Good evening. Thank you for taking my question. I have a question on one of your main product categories, which is electronics. We have heard from some of the offline brands about the slower growth in smartphones as well as to some extent home appliances. So just wondering if you could share a little bit of the electronics business to us and how you guys can maintain pretty good growth despite potential headwinds in the electronics industry?
Thank you.
So, Eddie, consumer electronics has been strongest categories of company. The company started in that category. Slowest growing in our entire portfolio, although still very fast growth compared with offline retailers. And cell phone has gone through very rapid growth in the past few years as smartphone becomes prevalent in China. The growth rate definitely slowed down.
If you look at the entire market, I think it's flat basically last year and it's not going to grow much faster this year. But as online retailer, we're still having very decent growth. But it is I think for smartphone, the overall actually just I actually just came back from our one of our events, we just kicked off our campaign our annual campaign for Home Appliances this afternoon with over 100 brands and suppliers. So we're seeing very good growth in that category. We're still taking share very rapidly from offline retailers.
So we're very bullish on that category. So overall, I think the entire market is definitely not growing very fast. But as online retailer, we're taking share from offline guys and we're seeing much better growth in the industry overall. JD is already the largest retailer for a lot of these electronics and appliance categories, but it's only maybe 10% if that of the entire market. So for a few years to come, our growth will still be driven by people's move from offline to online, especially from the lower tier cities.
If you go to Beijing, Shanghai, Shenzhen, you don't see those marketplaces and electronics anymore. But if you go to lower tier cities, you're seeing a lot of volume in those offline markets. And we're seeing people increasingly moving to online.
We'll now take our next question from Erika Poon Werkeun from UBS. Please go ahead.
Great. Thank you. Question is on the net margin guidance. Just wonder if you could just elaborate a little bit more on the sources of improved profitability on the e commerce side and then whether you can separately frame the size for the investments needed for the Internet finance and also the ODD JDDAOJI? And also separately on fulfillment, just wondering how much of the 3P businesses you are fulfilling in terms of warehousing and also delivery?
Thank you.
Yes. Eric, I think the operating profit from our J. D. Moore business will come from, as we mentioned in the past, really scale economies. We illustrated in the past, for example, our 1P business gross margin remained substantially lower than the offline industry leaders And part of that is driven will increasingly driven by our improving scale where we can secure better and better rebates from suppliers as we continue to increase in volume.
There are also discretionary spending items like we mentioned on branding activities in the Q4, for example, and also on the logistics that we continue to improve in the lower tier cities and the rural areas. So this in 2015, it was still investing year for a lot of those new regions. And in 2016, there's plenty of room to improve operating leverage. And so we deliberately leave a fairly large range to maintain operating flexibility in 2016, mainly for our new business lines, because when you invest in a new line, especially in highly competitive China Internet market, there is clearly uncertainty, right, at the beginning of the year. So we don't necessarily have a definitive range for those new investments.

> _SUPPLIED INFORMATION_:
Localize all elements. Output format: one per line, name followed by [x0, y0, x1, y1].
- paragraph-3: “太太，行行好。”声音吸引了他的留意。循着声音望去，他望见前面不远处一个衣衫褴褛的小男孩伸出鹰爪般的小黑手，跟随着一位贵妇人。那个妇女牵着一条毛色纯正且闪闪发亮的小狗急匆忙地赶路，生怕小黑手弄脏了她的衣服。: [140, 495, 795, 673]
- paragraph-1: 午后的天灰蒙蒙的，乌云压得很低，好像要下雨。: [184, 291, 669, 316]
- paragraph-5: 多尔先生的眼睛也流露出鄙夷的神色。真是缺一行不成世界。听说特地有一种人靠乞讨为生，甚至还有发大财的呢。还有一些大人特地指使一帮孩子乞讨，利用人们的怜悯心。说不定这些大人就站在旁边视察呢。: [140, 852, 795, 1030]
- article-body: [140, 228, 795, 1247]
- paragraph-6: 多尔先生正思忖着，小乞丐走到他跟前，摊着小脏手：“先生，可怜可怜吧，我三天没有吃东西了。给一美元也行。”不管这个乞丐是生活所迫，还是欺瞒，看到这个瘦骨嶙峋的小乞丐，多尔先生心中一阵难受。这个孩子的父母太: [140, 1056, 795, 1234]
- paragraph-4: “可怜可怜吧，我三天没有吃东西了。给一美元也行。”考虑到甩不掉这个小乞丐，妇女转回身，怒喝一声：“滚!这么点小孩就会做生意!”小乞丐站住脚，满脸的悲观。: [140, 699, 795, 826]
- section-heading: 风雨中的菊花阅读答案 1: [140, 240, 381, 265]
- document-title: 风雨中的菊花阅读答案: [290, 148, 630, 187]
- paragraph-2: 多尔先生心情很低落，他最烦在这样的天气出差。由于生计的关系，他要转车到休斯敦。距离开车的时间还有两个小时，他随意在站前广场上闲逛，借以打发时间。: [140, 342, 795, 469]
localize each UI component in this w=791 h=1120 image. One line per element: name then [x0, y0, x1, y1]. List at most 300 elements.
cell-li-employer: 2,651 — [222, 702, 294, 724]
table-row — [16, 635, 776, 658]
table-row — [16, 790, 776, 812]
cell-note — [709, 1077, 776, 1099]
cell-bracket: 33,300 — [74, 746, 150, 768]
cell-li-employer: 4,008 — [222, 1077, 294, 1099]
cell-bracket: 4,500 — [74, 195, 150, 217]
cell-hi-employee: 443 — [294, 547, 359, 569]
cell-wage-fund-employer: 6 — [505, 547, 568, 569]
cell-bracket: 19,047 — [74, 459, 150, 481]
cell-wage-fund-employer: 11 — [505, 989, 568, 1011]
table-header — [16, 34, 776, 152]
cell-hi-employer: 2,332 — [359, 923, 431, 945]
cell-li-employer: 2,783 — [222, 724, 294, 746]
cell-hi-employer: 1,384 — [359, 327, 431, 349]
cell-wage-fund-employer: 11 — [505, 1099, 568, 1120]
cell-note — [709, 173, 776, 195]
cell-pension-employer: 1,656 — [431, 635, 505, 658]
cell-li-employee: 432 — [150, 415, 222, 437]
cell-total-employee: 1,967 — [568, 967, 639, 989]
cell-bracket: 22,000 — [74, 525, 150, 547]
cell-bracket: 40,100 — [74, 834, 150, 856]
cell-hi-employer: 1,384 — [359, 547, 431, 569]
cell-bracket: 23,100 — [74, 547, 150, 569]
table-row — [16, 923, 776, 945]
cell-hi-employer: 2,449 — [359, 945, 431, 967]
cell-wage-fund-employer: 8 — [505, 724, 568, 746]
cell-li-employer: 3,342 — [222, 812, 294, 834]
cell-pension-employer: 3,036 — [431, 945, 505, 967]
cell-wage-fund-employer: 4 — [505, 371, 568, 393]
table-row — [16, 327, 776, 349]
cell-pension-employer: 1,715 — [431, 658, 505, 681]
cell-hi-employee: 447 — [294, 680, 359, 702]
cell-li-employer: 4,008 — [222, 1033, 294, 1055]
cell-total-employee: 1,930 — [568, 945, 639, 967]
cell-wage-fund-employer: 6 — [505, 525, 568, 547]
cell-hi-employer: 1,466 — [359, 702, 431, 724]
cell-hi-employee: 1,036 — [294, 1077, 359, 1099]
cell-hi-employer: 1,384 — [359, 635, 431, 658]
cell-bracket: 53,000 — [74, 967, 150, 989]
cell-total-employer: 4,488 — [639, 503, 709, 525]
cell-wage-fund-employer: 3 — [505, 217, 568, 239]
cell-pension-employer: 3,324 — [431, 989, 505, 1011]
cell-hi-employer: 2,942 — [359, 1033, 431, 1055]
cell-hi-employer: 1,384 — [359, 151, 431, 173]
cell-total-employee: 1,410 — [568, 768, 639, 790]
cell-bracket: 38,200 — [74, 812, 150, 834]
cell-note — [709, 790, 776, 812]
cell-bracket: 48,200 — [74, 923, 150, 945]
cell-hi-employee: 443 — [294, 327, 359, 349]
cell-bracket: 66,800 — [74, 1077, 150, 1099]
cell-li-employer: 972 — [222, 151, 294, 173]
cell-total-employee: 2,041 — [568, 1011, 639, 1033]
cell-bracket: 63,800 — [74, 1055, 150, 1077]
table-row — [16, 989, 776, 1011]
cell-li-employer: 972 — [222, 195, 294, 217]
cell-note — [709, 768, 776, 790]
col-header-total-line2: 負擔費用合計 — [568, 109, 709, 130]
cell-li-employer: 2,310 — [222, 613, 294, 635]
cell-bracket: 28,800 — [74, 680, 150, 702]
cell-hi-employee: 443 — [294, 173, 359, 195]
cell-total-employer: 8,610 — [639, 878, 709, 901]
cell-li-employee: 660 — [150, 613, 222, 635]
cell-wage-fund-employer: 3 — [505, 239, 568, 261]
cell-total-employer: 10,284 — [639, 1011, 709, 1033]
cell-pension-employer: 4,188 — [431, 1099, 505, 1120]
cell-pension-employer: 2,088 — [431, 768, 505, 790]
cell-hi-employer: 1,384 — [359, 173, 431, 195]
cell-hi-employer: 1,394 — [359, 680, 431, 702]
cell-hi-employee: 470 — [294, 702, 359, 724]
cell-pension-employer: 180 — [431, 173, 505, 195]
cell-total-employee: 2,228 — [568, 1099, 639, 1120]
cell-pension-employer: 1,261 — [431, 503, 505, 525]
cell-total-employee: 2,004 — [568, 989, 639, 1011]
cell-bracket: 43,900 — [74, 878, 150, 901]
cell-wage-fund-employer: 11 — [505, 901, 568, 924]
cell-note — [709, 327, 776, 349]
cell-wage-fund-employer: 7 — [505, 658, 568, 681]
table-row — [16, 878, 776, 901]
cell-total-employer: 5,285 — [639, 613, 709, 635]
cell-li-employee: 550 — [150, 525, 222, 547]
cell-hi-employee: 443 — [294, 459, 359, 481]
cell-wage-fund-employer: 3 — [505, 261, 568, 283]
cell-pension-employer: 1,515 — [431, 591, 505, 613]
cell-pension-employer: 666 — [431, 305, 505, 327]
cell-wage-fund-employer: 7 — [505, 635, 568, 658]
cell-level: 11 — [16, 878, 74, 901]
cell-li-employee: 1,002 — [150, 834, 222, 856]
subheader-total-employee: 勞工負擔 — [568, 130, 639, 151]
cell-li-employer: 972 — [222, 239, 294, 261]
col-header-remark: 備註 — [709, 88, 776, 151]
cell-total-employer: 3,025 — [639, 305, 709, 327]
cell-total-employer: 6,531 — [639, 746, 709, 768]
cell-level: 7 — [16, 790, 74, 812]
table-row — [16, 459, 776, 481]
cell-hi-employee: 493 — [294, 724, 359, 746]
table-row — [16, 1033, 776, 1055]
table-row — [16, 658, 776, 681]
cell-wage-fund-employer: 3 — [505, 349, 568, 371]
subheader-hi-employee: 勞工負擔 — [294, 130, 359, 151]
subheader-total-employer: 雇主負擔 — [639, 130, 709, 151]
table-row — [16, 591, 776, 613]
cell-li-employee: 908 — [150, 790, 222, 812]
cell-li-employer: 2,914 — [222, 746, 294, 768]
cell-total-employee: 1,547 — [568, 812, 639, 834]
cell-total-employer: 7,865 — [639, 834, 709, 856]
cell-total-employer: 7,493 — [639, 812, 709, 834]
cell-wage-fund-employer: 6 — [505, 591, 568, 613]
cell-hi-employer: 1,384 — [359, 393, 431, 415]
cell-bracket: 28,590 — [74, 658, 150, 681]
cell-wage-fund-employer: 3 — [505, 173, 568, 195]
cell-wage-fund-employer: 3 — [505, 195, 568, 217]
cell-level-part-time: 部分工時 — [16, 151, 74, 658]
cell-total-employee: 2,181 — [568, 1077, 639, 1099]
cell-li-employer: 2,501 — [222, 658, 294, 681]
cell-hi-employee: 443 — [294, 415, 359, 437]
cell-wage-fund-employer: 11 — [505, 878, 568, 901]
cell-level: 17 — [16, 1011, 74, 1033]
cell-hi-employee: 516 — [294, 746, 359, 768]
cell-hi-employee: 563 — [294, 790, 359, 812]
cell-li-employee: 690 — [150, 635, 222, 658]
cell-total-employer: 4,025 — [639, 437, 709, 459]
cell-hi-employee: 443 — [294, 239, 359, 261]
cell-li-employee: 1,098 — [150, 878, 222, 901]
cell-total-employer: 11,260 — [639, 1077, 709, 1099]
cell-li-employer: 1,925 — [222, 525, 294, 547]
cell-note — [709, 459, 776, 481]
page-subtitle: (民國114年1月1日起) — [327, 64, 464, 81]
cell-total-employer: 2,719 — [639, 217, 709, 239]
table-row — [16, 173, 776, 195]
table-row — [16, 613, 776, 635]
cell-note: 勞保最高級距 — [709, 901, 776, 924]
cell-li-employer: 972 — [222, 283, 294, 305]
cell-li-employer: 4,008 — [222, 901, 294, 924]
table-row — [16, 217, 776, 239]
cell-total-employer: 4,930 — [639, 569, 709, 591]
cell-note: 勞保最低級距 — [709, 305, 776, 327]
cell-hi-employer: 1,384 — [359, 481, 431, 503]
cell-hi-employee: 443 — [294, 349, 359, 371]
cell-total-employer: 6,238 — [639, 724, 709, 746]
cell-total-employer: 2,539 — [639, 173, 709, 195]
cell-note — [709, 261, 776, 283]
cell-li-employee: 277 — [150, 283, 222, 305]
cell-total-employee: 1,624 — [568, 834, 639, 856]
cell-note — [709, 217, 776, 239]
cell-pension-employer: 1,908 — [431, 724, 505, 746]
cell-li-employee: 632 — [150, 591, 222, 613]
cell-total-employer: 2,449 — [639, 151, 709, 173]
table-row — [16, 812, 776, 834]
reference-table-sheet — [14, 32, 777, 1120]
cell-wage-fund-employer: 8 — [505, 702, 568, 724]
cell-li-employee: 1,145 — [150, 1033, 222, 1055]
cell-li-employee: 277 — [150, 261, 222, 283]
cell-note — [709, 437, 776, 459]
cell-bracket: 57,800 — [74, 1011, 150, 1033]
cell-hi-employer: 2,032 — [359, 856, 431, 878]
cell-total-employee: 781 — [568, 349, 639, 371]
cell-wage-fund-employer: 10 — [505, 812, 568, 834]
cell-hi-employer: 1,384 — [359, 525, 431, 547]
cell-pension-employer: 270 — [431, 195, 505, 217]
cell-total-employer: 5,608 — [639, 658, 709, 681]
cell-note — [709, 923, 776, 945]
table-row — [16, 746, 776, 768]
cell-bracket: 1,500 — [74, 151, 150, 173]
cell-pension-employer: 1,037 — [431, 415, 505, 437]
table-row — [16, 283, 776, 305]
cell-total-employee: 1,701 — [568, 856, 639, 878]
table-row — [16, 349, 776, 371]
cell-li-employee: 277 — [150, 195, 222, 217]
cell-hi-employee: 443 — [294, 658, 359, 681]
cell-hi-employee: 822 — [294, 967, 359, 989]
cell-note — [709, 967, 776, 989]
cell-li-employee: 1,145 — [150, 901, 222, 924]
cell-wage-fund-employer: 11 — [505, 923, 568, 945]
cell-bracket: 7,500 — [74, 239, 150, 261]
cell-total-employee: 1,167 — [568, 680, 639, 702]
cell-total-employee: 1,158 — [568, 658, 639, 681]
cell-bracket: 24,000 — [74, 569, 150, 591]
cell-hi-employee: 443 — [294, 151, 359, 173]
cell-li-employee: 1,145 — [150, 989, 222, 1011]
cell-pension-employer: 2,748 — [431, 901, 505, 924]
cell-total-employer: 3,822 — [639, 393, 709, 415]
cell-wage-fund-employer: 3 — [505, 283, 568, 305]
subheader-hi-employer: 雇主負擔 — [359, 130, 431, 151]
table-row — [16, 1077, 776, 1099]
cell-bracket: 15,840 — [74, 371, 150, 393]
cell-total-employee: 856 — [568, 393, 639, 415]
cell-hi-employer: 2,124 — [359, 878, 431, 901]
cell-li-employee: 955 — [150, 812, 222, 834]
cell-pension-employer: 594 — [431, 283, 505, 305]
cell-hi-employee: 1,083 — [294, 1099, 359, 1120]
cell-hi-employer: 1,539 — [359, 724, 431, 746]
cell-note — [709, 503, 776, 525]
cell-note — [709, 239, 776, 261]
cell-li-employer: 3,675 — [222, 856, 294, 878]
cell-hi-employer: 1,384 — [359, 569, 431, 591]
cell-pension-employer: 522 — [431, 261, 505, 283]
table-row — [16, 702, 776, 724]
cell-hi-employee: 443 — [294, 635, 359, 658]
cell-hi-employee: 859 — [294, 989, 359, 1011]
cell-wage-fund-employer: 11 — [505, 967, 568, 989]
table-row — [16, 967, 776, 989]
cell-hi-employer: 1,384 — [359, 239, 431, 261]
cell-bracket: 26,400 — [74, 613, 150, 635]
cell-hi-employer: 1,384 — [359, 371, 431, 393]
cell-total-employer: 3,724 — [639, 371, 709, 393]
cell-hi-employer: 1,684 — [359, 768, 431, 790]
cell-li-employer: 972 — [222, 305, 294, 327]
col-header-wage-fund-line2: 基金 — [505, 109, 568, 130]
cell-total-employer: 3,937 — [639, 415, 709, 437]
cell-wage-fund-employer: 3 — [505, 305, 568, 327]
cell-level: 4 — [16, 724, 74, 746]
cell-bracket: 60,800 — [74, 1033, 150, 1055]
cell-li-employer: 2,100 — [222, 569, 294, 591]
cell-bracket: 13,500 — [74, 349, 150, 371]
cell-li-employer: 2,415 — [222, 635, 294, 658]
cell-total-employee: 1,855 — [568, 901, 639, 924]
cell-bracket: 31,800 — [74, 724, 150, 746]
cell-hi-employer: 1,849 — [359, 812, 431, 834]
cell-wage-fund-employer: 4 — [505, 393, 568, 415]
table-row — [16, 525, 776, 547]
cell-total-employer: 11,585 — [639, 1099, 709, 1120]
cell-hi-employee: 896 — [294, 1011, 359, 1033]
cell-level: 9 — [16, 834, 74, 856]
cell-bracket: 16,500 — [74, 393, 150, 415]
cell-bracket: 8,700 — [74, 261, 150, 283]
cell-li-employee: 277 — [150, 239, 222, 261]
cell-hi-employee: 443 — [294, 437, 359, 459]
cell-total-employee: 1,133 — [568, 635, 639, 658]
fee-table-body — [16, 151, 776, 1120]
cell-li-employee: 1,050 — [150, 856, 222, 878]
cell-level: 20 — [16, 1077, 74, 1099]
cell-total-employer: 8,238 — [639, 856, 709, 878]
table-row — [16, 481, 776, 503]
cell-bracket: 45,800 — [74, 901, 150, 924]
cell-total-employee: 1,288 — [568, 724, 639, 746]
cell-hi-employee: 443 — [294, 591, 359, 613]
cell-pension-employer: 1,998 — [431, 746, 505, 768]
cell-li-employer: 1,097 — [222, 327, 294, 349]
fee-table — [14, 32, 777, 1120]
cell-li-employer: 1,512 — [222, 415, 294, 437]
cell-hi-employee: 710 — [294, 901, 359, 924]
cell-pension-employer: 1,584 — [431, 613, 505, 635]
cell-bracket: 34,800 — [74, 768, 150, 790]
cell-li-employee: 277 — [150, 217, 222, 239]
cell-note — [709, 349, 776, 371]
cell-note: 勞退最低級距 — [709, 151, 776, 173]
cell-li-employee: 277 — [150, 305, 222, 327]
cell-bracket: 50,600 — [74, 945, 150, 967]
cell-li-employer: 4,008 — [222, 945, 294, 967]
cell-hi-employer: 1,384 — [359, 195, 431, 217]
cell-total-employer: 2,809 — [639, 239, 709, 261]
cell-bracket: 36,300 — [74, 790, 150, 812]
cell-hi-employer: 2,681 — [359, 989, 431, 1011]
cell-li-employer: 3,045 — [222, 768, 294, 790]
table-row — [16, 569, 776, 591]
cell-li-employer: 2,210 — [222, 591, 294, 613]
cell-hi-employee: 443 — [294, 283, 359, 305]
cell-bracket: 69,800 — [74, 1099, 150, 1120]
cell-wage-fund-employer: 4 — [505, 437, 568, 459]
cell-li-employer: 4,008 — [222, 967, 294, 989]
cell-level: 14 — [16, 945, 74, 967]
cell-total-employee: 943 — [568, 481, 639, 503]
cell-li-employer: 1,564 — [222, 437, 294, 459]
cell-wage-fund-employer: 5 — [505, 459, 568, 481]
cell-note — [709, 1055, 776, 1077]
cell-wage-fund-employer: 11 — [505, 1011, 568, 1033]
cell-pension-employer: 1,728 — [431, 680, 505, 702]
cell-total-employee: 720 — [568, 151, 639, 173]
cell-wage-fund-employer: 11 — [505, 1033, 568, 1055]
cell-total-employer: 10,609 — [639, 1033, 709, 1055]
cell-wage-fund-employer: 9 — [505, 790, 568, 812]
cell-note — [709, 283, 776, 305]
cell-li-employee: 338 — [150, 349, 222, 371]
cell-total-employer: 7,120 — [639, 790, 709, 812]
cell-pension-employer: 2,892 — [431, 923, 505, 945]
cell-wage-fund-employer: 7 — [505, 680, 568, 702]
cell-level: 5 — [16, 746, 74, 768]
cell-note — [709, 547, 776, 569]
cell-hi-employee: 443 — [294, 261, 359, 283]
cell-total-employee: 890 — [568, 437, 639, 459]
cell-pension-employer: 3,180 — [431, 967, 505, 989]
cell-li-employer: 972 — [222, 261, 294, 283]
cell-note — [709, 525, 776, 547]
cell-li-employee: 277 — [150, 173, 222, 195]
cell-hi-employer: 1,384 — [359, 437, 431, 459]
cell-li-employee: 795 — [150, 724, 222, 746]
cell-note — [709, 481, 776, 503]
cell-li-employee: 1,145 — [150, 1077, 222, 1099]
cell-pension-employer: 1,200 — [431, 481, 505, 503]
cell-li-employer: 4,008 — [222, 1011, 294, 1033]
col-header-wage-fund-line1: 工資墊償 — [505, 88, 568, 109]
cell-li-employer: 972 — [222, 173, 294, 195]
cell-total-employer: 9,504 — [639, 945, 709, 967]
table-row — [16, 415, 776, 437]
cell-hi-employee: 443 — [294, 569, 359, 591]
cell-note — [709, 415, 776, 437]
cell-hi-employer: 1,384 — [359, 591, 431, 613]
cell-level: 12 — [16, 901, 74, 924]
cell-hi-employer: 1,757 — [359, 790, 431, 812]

> _PROBLEM REQUIREMENTS_:
Can you copy, word for word, the part of the earnings call excerpt starting at "If you look" and ending at "from offline retailers."?

> _SOLUTION TO THE EXERCISE_:
If you look at the entire market, I think it's flat basically last year and it's not going to grow much faster this year. But as online retailer, we're still having very decent growth. But it is I think for smartphone, the overall actually just I actually just came back from our one of our events, we just kicked off our campaign our annual campaign for Home Appliances this afternoon with over 100 brands and suppliers. So we're seeing very good growth in that category. We're still taking share very rapidly from offline retailers.